◆ **Do this**:
Format every line of the items below as a Markdown table with two columns, Row and Line, where Row holds a running number and Line holds the line itself. Skip any blank lines.

◆ **Given data**:
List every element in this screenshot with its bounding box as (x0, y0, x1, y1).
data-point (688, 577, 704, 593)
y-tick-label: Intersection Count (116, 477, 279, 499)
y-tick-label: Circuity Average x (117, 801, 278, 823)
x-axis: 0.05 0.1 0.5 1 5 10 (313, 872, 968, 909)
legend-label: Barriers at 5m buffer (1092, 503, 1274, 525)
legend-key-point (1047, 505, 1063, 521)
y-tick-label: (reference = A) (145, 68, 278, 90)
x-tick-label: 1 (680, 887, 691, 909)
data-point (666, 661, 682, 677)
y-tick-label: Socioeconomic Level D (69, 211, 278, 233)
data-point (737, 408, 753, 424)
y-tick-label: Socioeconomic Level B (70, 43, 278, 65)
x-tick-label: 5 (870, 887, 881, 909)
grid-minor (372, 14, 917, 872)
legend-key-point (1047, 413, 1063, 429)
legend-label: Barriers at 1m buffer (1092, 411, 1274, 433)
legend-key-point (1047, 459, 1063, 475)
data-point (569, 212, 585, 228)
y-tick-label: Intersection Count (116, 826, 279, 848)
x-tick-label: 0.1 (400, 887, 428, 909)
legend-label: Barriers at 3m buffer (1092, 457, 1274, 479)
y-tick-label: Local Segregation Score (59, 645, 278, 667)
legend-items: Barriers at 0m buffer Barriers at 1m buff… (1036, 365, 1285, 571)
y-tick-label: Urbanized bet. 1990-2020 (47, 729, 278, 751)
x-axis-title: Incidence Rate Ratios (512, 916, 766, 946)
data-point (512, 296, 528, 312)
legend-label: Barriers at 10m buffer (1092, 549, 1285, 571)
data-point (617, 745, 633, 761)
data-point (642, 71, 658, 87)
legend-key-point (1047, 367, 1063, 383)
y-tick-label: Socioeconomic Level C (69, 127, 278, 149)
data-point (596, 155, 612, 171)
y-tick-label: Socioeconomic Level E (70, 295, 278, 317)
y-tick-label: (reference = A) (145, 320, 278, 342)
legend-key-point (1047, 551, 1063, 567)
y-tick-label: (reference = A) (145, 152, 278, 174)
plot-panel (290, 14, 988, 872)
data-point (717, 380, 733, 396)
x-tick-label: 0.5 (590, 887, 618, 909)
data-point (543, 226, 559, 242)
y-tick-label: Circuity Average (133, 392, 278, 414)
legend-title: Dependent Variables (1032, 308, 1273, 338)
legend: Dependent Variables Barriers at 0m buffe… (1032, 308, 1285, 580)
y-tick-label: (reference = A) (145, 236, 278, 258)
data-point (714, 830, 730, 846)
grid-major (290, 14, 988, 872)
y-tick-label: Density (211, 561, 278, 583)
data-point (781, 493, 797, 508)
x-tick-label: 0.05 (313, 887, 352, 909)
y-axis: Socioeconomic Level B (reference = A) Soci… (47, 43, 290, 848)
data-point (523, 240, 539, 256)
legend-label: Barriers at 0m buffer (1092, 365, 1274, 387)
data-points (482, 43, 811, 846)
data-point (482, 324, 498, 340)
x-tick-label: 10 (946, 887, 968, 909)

◆ **Output of the task**:
| Row | Line |
|---|---|
| 1 | List every element in this screenshot with its bounding box as (x0, y0, x1, y1). |
| 2 | data-point (688, 577, 704, 593) |
| 3 | y-tick-label: Intersection Count (116, 477, 279, 499) |
| 4 | y-tick-label: Circuity Average x (117, 801, 278, 823) |
| 5 | x-axis: 0.05 0.1 0.5 1 5 10 (313, 872, 968, 909) |
| 6 | legend-label: Barriers at 5m buffer (1092, 503, 1274, 525) |
| 7 | legend-key-point (1047, 505, 1063, 521) |
| 8 | y-tick-label: (reference = A) (145, 68, 278, 90) |
| 9 | x-tick-label: 1 (680, 887, 691, 909) |
| 10 | data-point (666, 661, 682, 677) |
| 11 | y-tick-label: Socioeconomic Level D (69, 211, 278, 233) |
| 12 | data-point (737, 408, 753, 424) |
| 13 | y-tick-label: Socioeconomic Level B (70, 43, 278, 65) |
| 14 | x-tick-label: 5 (870, 887, 881, 909) |
| 15 | grid-minor (372, 14, 917, 872) |
| 16 | legend-key-point (1047, 413, 1063, 429) |
| 17 | legend-label: Barriers at 1m buffer (1092, 411, 1274, 433) |
| 18 | legend-key-point (1047, 459, 1063, 475) |
| 19 | data-point (569, 212, 585, 228) |
| 20 | y-tick-label: Intersection Count (116, 826, 279, 848) |
| 21 | x-tick-label: 0.1 (400, 887, 428, 909) |
| 22 | legend-label: Barriers at 3m buffer (1092, 457, 1274, 479) |
| 23 | y-tick-label: Local Segregation Score (59, 645, 278, 667) |
| 24 | legend-items: Barriers at 0m buffer Barriers at 1m buff… (1036, 365, 1285, 571) |
| 25 | y-tick-label: Urbanized bet. 1990-2020 (47, 729, 278, 751) |
| 26 | x-axis-title: Incidence Rate Ratios (512, 916, 766, 946) |
| 27 | data-point (512, 296, 528, 312) |
| 28 | legend-label: Barriers at 10m buffer (1092, 549, 1285, 571) |
| 29 | data-point (617, 745, 633, 761) |
| 30 | data-point (642, 71, 658, 87) |
| 31 | legend-key-point (1047, 367, 1063, 383) |
| 32 | y-tick-label: Socioeconomic Level C (69, 127, 278, 149) |
| 33 | data-point (596, 155, 612, 171) |
| 34 | y-tick-label: Socioeconomic Level E (70, 295, 278, 317) |
| 35 | y-tick-label: (reference = A) (145, 320, 278, 342) |
| 36 | legend-key-point (1047, 551, 1063, 567) |
| 37 | y-tick-label: (reference = A) (145, 152, 278, 174) |
| 38 | plot-panel (290, 14, 988, 872) |
| 39 | data-point (717, 380, 733, 396) |
| 40 | x-tick-label: 0.5 (590, 887, 618, 909) |
| 41 | data-point (543, 226, 559, 242) |
| 42 | y-tick-label: Circuity Average (133, 392, 278, 414) |
| 43 | legend-title: Dependent Variables (1032, 308, 1273, 338) |
| 44 | legend: Dependent Variables Barriers at 0m buffe… (1032, 308, 1285, 580) |
| 45 | y-tick-label: (reference = A) (145, 236, 278, 258) |
| 46 | data-point (714, 830, 730, 846) |
| 47 | grid-major (290, 14, 988, 872) |
| 48 | y-tick-label: Density (211, 561, 278, 583) |
| 49 | data-point (781, 493, 797, 508) |
| 50 | x-tick-label: 0.05 (313, 887, 352, 909) |
| 51 | y-axis: Socioeconomic Level B (reference = A) Soci… (47, 43, 290, 848) |
| 52 | data-point (523, 240, 539, 256) |
| 53 | legend-label: Barriers at 0m buffer (1092, 365, 1274, 387) |
| 54 | data-points (482, 43, 811, 846) |
| 55 | data-point (482, 324, 498, 340) |
| 56 | x-tick-label: 10 (946, 887, 968, 909) |